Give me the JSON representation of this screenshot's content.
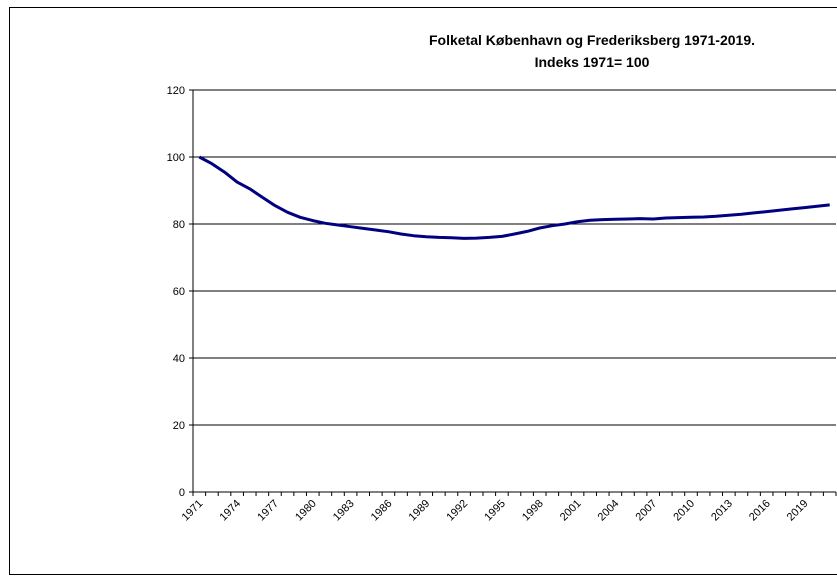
{
  "chart_data": {
    "type": "line",
    "title": "Folketal  København og Frederiksberg 1971-2019.",
    "subtitle": "Indeks 1971= 100",
    "categories": [
      "1971",
      null,
      null,
      "1974",
      null,
      null,
      "1977",
      null,
      null,
      "1980",
      null,
      null,
      "1983",
      null,
      null,
      "1986",
      null,
      null,
      "1989",
      null,
      null,
      "1992",
      null,
      null,
      "1995",
      null,
      null,
      "1998",
      null,
      null,
      "2001",
      null,
      null,
      "2004",
      null,
      null,
      "2007",
      null,
      null,
      "2010",
      null,
      null,
      "2013",
      null,
      null,
      "2016",
      null,
      null,
      "2019",
      null,
      null
    ],
    "series": [
      {
        "name": null,
        "color": "#000080",
        "values": [
          100,
          98,
          95.5,
          92.5,
          90.5,
          88,
          85.5,
          83.5,
          82,
          81,
          80.2,
          79.7,
          79.2,
          78.7,
          78.2,
          77.7,
          77,
          76.5,
          76.2,
          76,
          75.9,
          75.7,
          75.8,
          76,
          76.3,
          77,
          77.8,
          78.8,
          79.5,
          80,
          80.7,
          81.1,
          81.3,
          81.4,
          81.5,
          81.6,
          81.5,
          81.8,
          81.9,
          82,
          82.1,
          82.3,
          82.6,
          82.9,
          83.3,
          83.7,
          84.1,
          84.5,
          84.9,
          85.3,
          85.7
        ]
      }
    ],
    "ylim": [
      0,
      120
    ],
    "yticks": [
      0,
      20,
      40,
      60,
      80,
      100,
      120
    ],
    "grid": true
  }
}
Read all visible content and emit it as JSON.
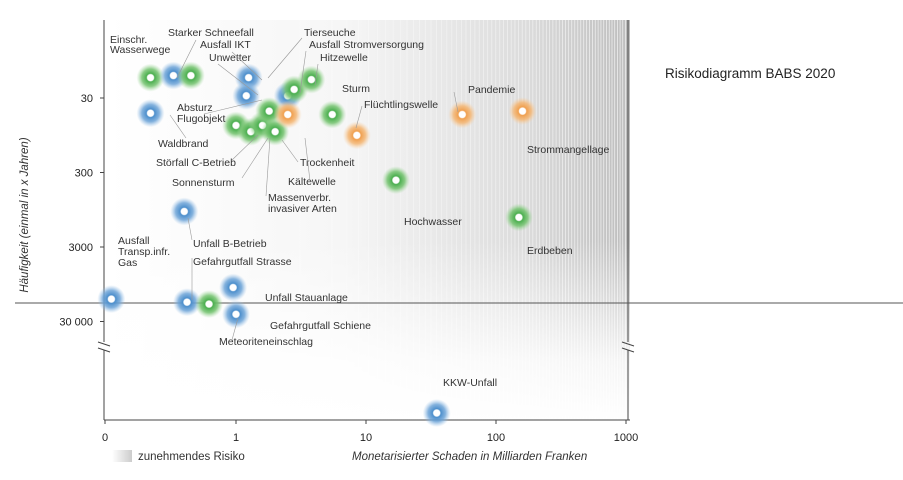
{
  "chart_data": {
    "type": "scatter",
    "title": "Risikodiagramm BABS 2020",
    "xlabel": "Monetarisierter Schaden in Milliarden Franken",
    "ylabel": "Häufigkeit (einmal in x Jahren)",
    "x_scale": "log",
    "y_scale": "log",
    "xlim": [
      0.1,
      1000
    ],
    "x_ticks": [
      "0",
      "1",
      "10",
      "100",
      "1000"
    ],
    "y_ticks": [
      "30",
      "300",
      "3000",
      "30 000"
    ],
    "legend_note": "zunehmendes Risiko",
    "colors": {
      "blue": "#4d8fcc",
      "green": "#4caf50",
      "orange": "#f0a050",
      "halo": "#ffffff"
    },
    "points": [
      {
        "label": "Einschr. Wasserwege",
        "x": 0.22,
        "y": 16,
        "color": "green"
      },
      {
        "label": "Starker Schneefall",
        "x": 0.33,
        "y": 15,
        "color": "blue"
      },
      {
        "label": "Starker Schneefall",
        "x": 0.45,
        "y": 15,
        "color": "green"
      },
      {
        "label": "Ausfall IKT",
        "x": 1.25,
        "y": 16,
        "color": "blue"
      },
      {
        "label": "Unwetter",
        "x": 1.2,
        "y": 28,
        "color": "blue"
      },
      {
        "label": "Tierseuche",
        "x": 2.5,
        "y": 28,
        "color": "blue"
      },
      {
        "label": "Ausfall Stromversorgung",
        "x": 2.8,
        "y": 23,
        "color": "green"
      },
      {
        "label": "Hitzewelle",
        "x": 3.8,
        "y": 17,
        "color": "green"
      },
      {
        "label": "Absturz Flugobjekt",
        "x": 0.22,
        "y": 48,
        "color": "blue"
      },
      {
        "label": "Waldbrand",
        "x": 1.0,
        "y": 70,
        "color": "green"
      },
      {
        "label": "Störfall C-Betrieb",
        "x": 1.3,
        "y": 85,
        "color": "green"
      },
      {
        "label": "Sonnensturm",
        "x": 1.6,
        "y": 70,
        "color": "green"
      },
      {
        "label": "Massenverbr. invasiver Arten",
        "x": 1.8,
        "y": 45,
        "color": "green"
      },
      {
        "label": "Massenverbr. invasiver Arten",
        "x": 2.0,
        "y": 85,
        "color": "green"
      },
      {
        "label": "Kältewelle",
        "x": 2.5,
        "y": 50,
        "color": "orange"
      },
      {
        "label": "Sturm",
        "x": 5.5,
        "y": 50,
        "color": "green"
      },
      {
        "label": "Trockenheit",
        "x": 8.5,
        "y": 95,
        "color": "orange"
      },
      {
        "label": "Flüchtlingswelle",
        "x": 55,
        "y": 50,
        "color": "orange"
      },
      {
        "label": "Pandemie",
        "x": 160,
        "y": 45,
        "color": "orange"
      },
      {
        "label": "Hochwasser",
        "x": 17,
        "y": 380,
        "color": "green"
      },
      {
        "label": "Erdbeben",
        "x": 150,
        "y": 1200,
        "color": "green"
      },
      {
        "label": "Unfall B-Betrieb",
        "x": 0.4,
        "y": 1000,
        "color": "blue"
      },
      {
        "label": "Gefahrgutfall Strasse",
        "x": 0.95,
        "y": 10500,
        "color": "blue"
      },
      {
        "label": "Ausfall Transp.infr. Gas",
        "x": 0.11,
        "y": 15000,
        "color": "blue"
      },
      {
        "label": "Unfall Stauanlage",
        "x": 0.42,
        "y": 16500,
        "color": "blue"
      },
      {
        "label": "Gefahrgutfall Schiene",
        "x": 0.62,
        "y": 17500,
        "color": "green"
      },
      {
        "label": "Meteoriteneinschlag",
        "x": 1.0,
        "y": 24000,
        "color": "blue"
      },
      {
        "label": "KKW-Unfall",
        "x": 35,
        "y": null,
        "color": "blue"
      }
    ],
    "point_labels": [
      "Einschr.",
      "Wasserwege",
      "Starker Schneefall",
      "Ausfall IKT",
      "Unwetter",
      "Tierseuche",
      "Ausfall Stromversorgung",
      "Hitzewelle",
      "Sturm",
      "Pandemie",
      "Flüchtlingswelle",
      "Absturz",
      "Flugobjekt",
      "Waldbrand",
      "Störfall C-Betrieb",
      "Sonnensturm",
      "Massenverbr.",
      "invasiver Arten",
      "Trockenheit",
      "Kältewelle",
      "Strommangellage",
      "Hochwasser",
      "Erdbeben",
      "Ausfall",
      "Transp.infr.",
      "Gas",
      "Unfall B-Betrieb",
      "Gefahrgutfall Strasse",
      "Unfall Stauanlage",
      "Gefahrgutfall Schiene",
      "Meteoriteneinschlag",
      "KKW-Unfall"
    ]
  }
}
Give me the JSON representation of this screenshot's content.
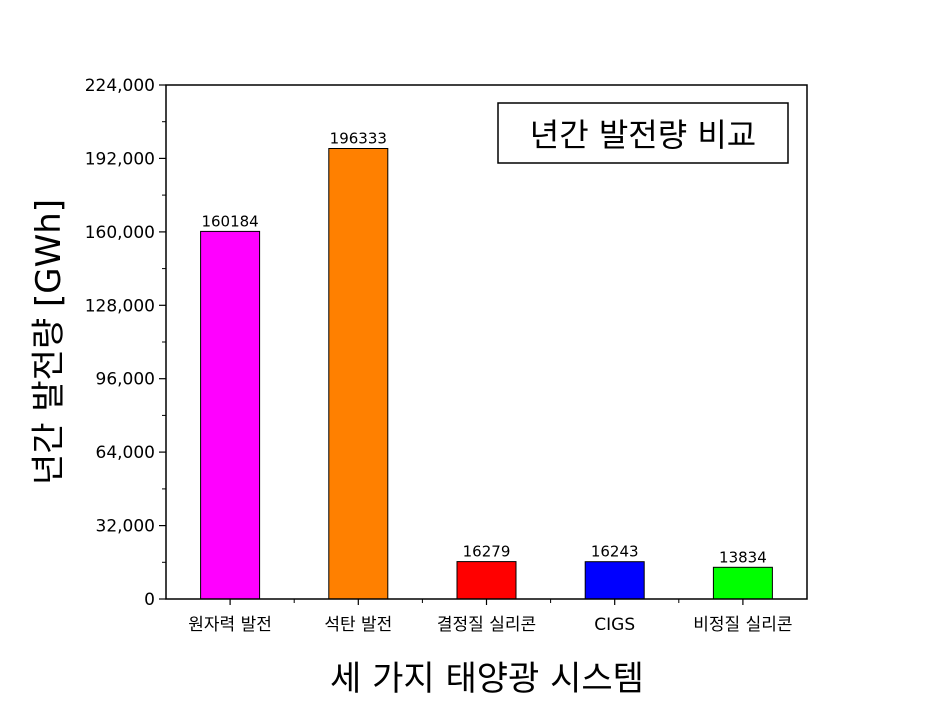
{
  "chart_data": {
    "type": "bar",
    "title": "년간 발전량 비교",
    "xlabel": "세 가지 태양광 시스템",
    "ylabel": "년간 발전량 [GWh]",
    "categories": [
      "원자력 발전",
      "석탄 발전",
      "결정질 실리콘",
      "CIGS",
      "비정질 실리콘"
    ],
    "values": [
      160184,
      196333,
      16279,
      16243,
      13834
    ],
    "value_labels": [
      "160184",
      "196333",
      "16279",
      "16243",
      "13834"
    ],
    "colors": [
      "#ff00ff",
      "#ff8000",
      "#ff0000",
      "#0000ff",
      "#00ff00"
    ],
    "ylim": [
      0,
      224000
    ],
    "yticks": [
      0,
      32000,
      64000,
      96000,
      128000,
      160000,
      192000,
      224000
    ],
    "ytick_labels": [
      "0",
      "32,000",
      "64,000",
      "96,000",
      "128,000",
      "160,000",
      "192,000",
      "224,000"
    ],
    "grid": false,
    "legend": "none"
  }
}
* * * * *
> _To do_
Copy the data character for character, but drop all pictures from the copy.

> _Output of the exercise_
Give me the JSON representation of this screenshot's content.
{
  "chart_data": {
    "type": "line",
    "title": "Folketal  København og Frederiksberg 1971-2019.",
    "subtitle": "Indeks 1971= 100",
    "categories": [
      "1971",
      null,
      null,
      "1974",
      null,
      null,
      "1977",
      null,
      null,
      "1980",
      null,
      null,
      "1983",
      null,
      null,
      "1986",
      null,
      null,
      "1989",
      null,
      null,
      "1992",
      null,
      null,
      "1995",
      null,
      null,
      "1998",
      null,
      null,
      "2001",
      null,
      null,
      "2004",
      null,
      null,
      "2007",
      null,
      null,
      "2010",
      null,
      null,
      "2013",
      null,
      null,
      "2016",
      null,
      null,
      "2019",
      null,
      null
    ],
    "series": [
      {
        "name": null,
        "color": "#000080",
        "values": [
          100,
          98,
          95.5,
          92.5,
          90.5,
          88,
          85.5,
          83.5,
          82,
          81,
          80.2,
          79.7,
          79.2,
          78.7,
          78.2,
          77.7,
          77,
          76.5,
          76.2,
          76,
          75.9,
          75.7,
          75.8,
          76,
          76.3,
          77,
          77.8,
          78.8,
          79.5,
          80,
          80.7,
          81.1,
          81.3,
          81.4,
          81.5,
          81.6,
          81.5,
          81.8,
          81.9,
          82,
          82.1,
          82.3,
          82.6,
          82.9,
          83.3,
          83.7,
          84.1,
          84.5,
          84.9,
          85.3,
          85.7
        ]
      }
    ],
    "ylim": [
      0,
      120
    ],
    "yticks": [
      0,
      20,
      40,
      60,
      80,
      100,
      120
    ],
    "grid": true
  }
}
Read all visible content and emit it as JSON.
{
  "chart_data": {
    "type": "scatter",
    "title": "Risikodiagramm BABS 2020",
    "xlabel": "Monetarisierter Schaden in Milliarden Franken",
    "ylabel": "Häufigkeit (einmal in x Jahren)",
    "x_scale": "log",
    "y_scale": "log",
    "xlim": [
      0.1,
      1000
    ],
    "x_ticks": [
      "0",
      "1",
      "10",
      "100",
      "1000"
    ],
    "y_ticks": [
      "30",
      "300",
      "3000",
      "30 000"
    ],
    "legend_note": "zunehmendes Risiko",
    "colors": {
      "blue": "#4d8fcc",
      "green": "#4caf50",
      "orange": "#f0a050",
      "halo": "#ffffff"
    },
    "points": [
      {
        "label": "Einschr. Wasserwege",
        "x": 0.22,
        "y": 16,
        "color": "green"
      },
      {
        "label": "Starker Schneefall",
        "x": 0.33,
        "y": 15,
        "color": "blue"
      },
      {
        "label": "Starker Schneefall",
        "x": 0.45,
        "y": 15,
        "color": "green"
      },
      {
        "label": "Ausfall IKT",
        "x": 1.25,
        "y": 16,
        "color": "blue"
      },
      {
        "label": "Unwetter",
        "x": 1.2,
        "y": 28,
        "color": "blue"
      },
      {
        "label": "Tierseuche",
        "x": 2.5,
        "y": 28,
        "color": "blue"
      },
      {
        "label": "Ausfall Stromversorgung",
        "x": 2.8,
        "y": 23,
        "color": "green"
      },
      {
        "label": "Hitzewelle",
        "x": 3.8,
        "y": 17,
        "color": "green"
      },
      {
        "label": "Absturz Flugobjekt",
        "x": 0.22,
        "y": 48,
        "color": "blue"
      },
      {
        "label": "Waldbrand",
        "x": 1.0,
        "y": 70,
        "color": "green"
      },
      {
        "label": "Störfall C-Betrieb",
        "x": 1.3,
        "y": 85,
        "color": "green"
      },
      {
        "label": "Sonnensturm",
        "x": 1.6,
        "y": 70,
        "color": "green"
      },
      {
        "label": "Massenverbr. invasiver Arten",
        "x": 1.8,
        "y": 45,
        "color": "green"
      },
      {
        "label": "Massenverbr. invasiver Arten",
        "x": 2.0,
        "y": 85,
        "color": "green"
      },
      {
        "label": "Kältewelle",
        "x": 2.5,
        "y": 50,
        "color": "orange"
      },
      {
        "label": "Sturm",
        "x": 5.5,
        "y": 50,
        "color": "green"
      },
      {
        "label": "Trockenheit",
        "x": 8.5,
        "y": 95,
        "color": "orange"
      },
      {
        "label": "Flüchtlingswelle",
        "x": 55,
        "y": 50,
        "color": "orange"
      },
      {
        "label": "Pandemie",
        "x": 160,
        "y": 45,
        "color": "orange"
      },
      {
        "label": "Hochwasser",
        "x": 17,
        "y": 380,
        "color": "green"
      },
      {
        "label": "Erdbeben",
        "x": 150,
        "y": 1200,
        "color": "green"
      },
      {
        "label": "Unfall B-Betrieb",
        "x": 0.4,
        "y": 1000,
        "color": "blue"
      },
      {
        "label": "Gefahrgutfall Strasse",
        "x": 0.95,
        "y": 10500,
        "color": "blue"
      },
      {
        "label": "Ausfall Transp.infr. Gas",
        "x": 0.11,
        "y": 15000,
        "color": "blue"
      },
      {
        "label": "Unfall Stauanlage",
        "x": 0.42,
        "y": 16500,
        "color": "blue"
      },
      {
        "label": "Gefahrgutfall Schiene",
        "x": 0.62,
        "y": 17500,
        "color": "green"
      },
      {
        "label": "Meteoriteneinschlag",
        "x": 1.0,
        "y": 24000,
        "color": "blue"
      },
      {
        "label": "KKW-Unfall",
        "x": 35,
        "y": null,
        "color": "blue"
      }
    ],
    "point_labels": [
      "Einschr.",
      "Wasserwege",
      "Starker Schneefall",
      "Ausfall IKT",
      "Unwetter",
      "Tierseuche",
      "Ausfall Stromversorgung",
      "Hitzewelle",
      "Sturm",
      "Pandemie",
      "Flüchtlingswelle",
      "Absturz",
      "Flugobjekt",
      "Waldbrand",
      "Störfall C-Betrieb",
      "Sonnensturm",
      "Massenverbr.",
      "invasiver Arten",
      "Trockenheit",
      "Kältewelle",
      "Strommangellage",
      "Hochwasser",
      "Erdbeben",
      "Ausfall",
      "Transp.infr.",
      "Gas",
      "Unfall B-Betrieb",
      "Gefahrgutfall Strasse",
      "Unfall Stauanlage",
      "Gefahrgutfall Schiene",
      "Meteoriteneinschlag",
      "KKW-Unfall"
    ]
  }
}
Give me the JSON representation of this screenshot's content.
{
  "chart_data": {
    "type": "bar",
    "title": "년간 발전량 비교",
    "xlabel": "세 가지 태양광 시스템",
    "ylabel": "년간 발전량 [GWh]",
    "categories": [
      "원자력 발전",
      "석탄 발전",
      "결정질 실리콘",
      "CIGS",
      "비정질 실리콘"
    ],
    "values": [
      160184,
      196333,
      16279,
      16243,
      13834
    ],
    "value_labels": [
      "160184",
      "196333",
      "16279",
      "16243",
      "13834"
    ],
    "colors": [
      "#ff00ff",
      "#ff8000",
      "#ff0000",
      "#0000ff",
      "#00ff00"
    ],
    "ylim": [
      0,
      224000
    ],
    "yticks": [
      0,
      32000,
      64000,
      96000,
      128000,
      160000,
      192000,
      224000
    ],
    "ytick_labels": [
      "0",
      "32,000",
      "64,000",
      "96,000",
      "128,000",
      "160,000",
      "192,000",
      "224,000"
    ],
    "grid": false,
    "legend": "none"
  }
}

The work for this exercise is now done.